[[ Text passage open ]]

As a child, I went through the usual childhood illnesses but one rainy, windy day changed my young life forever.
I knew something was wrong with my back because when I sat in chairs, I was lopsided. I thought, as a child does, that it would go away. Nightly I slept with my right arm extended over my head, held in place by a bandana, because it flattened my back and I felt normal.
Since I had long hair, my secret was hidden for many years, until a huge gust of wind blew my waist-length hair upward, revealing my grossly misshaped right shoulder blade. I will never forget the look of fear on my Mom’s face.
She immediately took me to our doctor, who diagnosed me with scoliosis, which is a curvature of the spine. We went to Children’s Hospital and because of the degree of severity, surgery was the only option. Dr. Godfrey and Dr. Weiss, then team doctors for the Buffalo Bills, would be my surgeons.

[[ Text passage closed ]]
[[ Extracted entries open ]]

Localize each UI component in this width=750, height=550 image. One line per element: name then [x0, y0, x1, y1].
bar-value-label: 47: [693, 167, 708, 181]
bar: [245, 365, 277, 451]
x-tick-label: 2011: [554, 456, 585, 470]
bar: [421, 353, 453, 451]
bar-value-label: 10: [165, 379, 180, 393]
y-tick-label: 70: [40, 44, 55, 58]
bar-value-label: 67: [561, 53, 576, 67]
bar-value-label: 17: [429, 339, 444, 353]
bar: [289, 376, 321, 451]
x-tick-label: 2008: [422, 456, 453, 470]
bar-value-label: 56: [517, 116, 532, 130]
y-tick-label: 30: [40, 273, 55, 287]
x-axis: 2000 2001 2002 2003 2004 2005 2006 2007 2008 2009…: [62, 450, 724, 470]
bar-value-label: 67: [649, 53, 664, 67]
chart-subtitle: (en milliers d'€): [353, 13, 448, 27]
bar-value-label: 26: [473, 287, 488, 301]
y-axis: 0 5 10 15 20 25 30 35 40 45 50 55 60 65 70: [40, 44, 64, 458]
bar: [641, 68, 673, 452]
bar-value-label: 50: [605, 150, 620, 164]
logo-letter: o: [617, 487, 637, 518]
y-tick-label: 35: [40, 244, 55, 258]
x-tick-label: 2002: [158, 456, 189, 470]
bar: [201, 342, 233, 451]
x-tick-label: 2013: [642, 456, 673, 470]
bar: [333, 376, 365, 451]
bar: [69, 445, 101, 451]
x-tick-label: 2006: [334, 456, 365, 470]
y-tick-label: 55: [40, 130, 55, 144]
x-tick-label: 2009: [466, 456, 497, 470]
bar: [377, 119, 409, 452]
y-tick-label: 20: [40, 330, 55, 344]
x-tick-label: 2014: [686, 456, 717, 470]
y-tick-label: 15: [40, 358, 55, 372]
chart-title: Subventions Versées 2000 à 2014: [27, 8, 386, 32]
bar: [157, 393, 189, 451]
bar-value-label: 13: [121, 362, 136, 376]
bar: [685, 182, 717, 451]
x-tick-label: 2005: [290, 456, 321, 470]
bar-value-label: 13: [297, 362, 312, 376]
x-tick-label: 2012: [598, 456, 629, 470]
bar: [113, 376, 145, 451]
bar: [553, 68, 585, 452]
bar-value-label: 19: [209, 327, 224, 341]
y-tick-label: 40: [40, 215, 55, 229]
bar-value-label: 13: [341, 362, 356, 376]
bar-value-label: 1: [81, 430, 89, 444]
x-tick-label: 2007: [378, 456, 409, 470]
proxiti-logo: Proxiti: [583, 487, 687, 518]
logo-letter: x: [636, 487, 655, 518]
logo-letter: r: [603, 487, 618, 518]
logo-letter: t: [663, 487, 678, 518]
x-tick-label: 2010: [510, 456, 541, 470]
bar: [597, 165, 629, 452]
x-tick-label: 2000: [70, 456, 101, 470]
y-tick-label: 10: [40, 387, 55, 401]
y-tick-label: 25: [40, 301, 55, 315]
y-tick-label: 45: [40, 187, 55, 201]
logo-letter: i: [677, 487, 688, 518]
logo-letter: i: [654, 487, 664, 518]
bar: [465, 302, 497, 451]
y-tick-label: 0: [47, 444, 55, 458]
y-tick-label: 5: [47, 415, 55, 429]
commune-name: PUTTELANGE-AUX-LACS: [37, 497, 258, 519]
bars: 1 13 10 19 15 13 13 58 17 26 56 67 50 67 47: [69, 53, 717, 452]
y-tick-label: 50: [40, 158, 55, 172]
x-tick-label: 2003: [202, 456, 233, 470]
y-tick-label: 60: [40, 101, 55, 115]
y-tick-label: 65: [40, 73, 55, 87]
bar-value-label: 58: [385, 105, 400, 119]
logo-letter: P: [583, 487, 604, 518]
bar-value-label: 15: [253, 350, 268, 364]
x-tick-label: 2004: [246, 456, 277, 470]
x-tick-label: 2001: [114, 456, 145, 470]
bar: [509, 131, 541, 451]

[[ Extracted entries closed ]]

• _What you are asked to do_
Copy out the full account of the childhood scoliosis diagnosis, word for word, without changing anything.

• _Task solution_
As a child, I went through the usual childhood illnesses but one rainy, windy day changed my young life forever.
I knew something was wrong with my back because when I sat in chairs, I was lopsided. I thought, as a child does, that it would go away. Nightly I slept with my right arm extended over my head, held in place by a bandana, because it flattened my back and I felt normal.
Since I had long hair, my secret was hidden for many years, until a huge gust of wind blew my waist-length hair upward, revealing my grossly misshaped right shoulder blade. I will never forget the look of fear on my Mom’s face.
She immediately took me to our doctor, who diagnosed me with scoliosis, which is a curvature of the spine. We went to Children’s Hospital and because of the degree of severity, surgery was the only option. Dr. Godfrey and Dr. Weiss, then team doctors for the Buffalo Bills, would be my surgeons.